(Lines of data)
===
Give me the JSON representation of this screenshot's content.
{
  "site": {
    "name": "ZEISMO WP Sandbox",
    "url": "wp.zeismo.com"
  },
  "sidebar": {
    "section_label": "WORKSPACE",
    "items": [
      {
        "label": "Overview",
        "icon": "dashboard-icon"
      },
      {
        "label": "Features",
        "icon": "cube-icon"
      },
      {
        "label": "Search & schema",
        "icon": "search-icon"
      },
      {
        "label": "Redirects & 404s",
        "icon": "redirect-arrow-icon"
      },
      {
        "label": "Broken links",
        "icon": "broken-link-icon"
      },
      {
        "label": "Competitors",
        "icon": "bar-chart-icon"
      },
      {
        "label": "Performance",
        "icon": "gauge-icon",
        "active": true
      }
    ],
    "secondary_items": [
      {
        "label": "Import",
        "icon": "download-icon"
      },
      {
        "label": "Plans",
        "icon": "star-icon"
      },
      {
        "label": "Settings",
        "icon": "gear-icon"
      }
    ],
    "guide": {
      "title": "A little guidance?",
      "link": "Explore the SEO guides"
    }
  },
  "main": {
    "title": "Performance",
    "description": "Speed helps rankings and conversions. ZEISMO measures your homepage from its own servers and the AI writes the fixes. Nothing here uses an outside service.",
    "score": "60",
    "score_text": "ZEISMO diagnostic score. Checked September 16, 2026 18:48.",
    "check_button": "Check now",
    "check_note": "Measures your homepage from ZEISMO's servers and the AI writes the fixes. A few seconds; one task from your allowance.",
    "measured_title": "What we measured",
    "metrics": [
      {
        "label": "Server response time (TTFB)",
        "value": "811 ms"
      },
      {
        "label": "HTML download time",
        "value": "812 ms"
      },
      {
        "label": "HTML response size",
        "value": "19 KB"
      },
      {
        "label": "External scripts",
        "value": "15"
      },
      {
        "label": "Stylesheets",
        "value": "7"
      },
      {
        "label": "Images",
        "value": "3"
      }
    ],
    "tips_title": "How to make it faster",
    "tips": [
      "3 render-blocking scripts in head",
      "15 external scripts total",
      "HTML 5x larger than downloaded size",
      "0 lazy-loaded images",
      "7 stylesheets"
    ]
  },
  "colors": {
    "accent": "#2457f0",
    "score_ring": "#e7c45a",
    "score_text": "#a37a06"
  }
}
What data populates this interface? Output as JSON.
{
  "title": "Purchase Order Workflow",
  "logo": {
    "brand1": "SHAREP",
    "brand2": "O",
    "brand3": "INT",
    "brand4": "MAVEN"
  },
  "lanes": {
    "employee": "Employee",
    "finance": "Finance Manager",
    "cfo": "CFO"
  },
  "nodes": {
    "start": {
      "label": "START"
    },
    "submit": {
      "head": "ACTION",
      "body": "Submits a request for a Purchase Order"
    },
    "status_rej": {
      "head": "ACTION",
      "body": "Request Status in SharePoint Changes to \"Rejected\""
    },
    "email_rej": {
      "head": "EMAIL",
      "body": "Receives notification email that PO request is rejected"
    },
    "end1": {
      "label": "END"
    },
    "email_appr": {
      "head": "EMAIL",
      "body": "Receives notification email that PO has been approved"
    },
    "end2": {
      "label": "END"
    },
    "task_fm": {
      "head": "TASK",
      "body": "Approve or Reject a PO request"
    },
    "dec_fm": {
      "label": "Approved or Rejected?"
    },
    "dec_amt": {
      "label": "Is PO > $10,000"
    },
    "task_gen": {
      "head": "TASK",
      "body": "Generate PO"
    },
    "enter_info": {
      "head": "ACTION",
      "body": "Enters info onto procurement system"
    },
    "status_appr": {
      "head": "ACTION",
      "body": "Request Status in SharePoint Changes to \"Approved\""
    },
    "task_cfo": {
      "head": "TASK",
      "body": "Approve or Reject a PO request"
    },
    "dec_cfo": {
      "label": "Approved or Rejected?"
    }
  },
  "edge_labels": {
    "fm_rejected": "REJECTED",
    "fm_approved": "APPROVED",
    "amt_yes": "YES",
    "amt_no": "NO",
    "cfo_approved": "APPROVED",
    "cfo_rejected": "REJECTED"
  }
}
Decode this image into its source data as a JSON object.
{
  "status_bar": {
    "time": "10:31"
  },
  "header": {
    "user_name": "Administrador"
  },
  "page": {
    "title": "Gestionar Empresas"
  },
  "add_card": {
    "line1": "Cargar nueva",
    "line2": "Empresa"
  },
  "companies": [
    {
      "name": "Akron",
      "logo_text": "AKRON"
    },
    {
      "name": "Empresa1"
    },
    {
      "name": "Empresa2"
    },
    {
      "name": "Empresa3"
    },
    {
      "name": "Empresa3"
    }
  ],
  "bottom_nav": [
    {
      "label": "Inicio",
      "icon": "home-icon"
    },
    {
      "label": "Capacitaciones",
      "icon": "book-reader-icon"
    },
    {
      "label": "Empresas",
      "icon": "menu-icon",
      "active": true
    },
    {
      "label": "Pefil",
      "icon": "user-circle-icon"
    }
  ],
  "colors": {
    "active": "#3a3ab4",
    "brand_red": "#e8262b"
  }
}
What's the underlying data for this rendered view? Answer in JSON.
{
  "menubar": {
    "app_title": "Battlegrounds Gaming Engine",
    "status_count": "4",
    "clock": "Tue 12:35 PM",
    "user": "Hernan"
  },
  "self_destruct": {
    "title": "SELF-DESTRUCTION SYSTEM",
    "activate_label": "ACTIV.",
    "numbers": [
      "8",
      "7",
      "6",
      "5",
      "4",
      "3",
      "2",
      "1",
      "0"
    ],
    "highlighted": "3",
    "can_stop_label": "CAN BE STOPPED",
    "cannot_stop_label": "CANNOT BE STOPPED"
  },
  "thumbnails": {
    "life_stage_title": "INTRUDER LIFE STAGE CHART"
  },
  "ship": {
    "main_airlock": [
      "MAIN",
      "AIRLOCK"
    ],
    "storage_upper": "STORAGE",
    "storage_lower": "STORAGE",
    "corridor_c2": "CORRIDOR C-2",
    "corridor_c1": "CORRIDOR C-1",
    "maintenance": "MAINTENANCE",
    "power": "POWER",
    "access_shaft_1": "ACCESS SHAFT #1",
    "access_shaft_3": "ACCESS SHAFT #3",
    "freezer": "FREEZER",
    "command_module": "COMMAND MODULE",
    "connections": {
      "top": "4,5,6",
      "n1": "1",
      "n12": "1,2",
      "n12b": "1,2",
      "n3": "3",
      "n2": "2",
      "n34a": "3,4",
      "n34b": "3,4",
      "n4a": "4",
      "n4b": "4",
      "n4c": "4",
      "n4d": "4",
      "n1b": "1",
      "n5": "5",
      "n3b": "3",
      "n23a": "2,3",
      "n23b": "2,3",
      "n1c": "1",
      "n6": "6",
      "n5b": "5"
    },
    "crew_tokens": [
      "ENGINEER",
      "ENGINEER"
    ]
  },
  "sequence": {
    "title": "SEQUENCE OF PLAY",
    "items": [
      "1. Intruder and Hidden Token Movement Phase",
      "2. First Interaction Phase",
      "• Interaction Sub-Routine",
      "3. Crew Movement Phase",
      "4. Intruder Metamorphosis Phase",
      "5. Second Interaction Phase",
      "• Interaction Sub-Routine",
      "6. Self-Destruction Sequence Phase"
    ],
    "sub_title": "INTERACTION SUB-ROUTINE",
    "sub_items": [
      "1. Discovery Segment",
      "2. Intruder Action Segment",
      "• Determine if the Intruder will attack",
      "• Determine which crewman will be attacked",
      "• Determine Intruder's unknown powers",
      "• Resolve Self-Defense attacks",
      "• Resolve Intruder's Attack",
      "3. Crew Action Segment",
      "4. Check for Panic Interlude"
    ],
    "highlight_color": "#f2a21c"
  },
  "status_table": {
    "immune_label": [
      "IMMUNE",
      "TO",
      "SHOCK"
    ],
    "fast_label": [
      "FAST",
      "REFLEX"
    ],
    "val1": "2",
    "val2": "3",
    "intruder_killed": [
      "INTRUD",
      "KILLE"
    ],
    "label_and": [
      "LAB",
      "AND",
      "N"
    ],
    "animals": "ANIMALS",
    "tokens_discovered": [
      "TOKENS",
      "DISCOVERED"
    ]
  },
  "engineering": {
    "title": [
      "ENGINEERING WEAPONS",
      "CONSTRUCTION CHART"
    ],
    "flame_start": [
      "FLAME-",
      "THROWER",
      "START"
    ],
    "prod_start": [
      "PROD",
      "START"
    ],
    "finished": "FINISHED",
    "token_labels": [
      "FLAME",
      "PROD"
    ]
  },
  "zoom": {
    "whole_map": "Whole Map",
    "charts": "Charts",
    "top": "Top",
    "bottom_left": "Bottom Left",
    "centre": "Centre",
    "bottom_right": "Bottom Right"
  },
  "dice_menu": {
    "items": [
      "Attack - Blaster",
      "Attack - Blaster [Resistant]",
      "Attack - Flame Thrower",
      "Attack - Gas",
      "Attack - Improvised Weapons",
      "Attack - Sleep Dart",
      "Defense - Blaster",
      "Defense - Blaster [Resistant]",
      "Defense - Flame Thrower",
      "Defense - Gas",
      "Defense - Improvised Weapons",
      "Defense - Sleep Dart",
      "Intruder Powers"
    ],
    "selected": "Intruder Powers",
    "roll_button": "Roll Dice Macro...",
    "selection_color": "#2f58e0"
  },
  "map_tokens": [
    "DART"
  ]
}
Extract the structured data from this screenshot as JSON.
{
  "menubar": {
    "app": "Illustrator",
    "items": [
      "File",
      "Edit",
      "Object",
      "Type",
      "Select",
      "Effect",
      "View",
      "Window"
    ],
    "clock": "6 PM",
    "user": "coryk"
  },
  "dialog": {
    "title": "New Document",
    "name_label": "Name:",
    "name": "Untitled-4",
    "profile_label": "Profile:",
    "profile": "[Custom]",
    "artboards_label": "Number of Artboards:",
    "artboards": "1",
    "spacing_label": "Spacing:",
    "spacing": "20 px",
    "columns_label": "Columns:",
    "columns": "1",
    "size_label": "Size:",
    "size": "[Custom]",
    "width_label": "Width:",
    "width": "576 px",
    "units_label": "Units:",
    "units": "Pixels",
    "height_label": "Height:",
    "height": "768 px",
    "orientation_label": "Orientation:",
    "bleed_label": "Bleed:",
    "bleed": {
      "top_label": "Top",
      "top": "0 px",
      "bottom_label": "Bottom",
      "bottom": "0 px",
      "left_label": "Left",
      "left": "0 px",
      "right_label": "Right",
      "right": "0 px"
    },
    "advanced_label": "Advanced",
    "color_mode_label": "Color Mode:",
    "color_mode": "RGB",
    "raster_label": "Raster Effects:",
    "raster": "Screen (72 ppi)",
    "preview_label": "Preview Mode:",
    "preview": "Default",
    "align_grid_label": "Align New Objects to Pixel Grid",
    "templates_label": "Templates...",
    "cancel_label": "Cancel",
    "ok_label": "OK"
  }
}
===
→ **Directive**
Check each line in the listing above for the string "Segment", then report how many lines contain it, with no other text.

→ **Task output**
3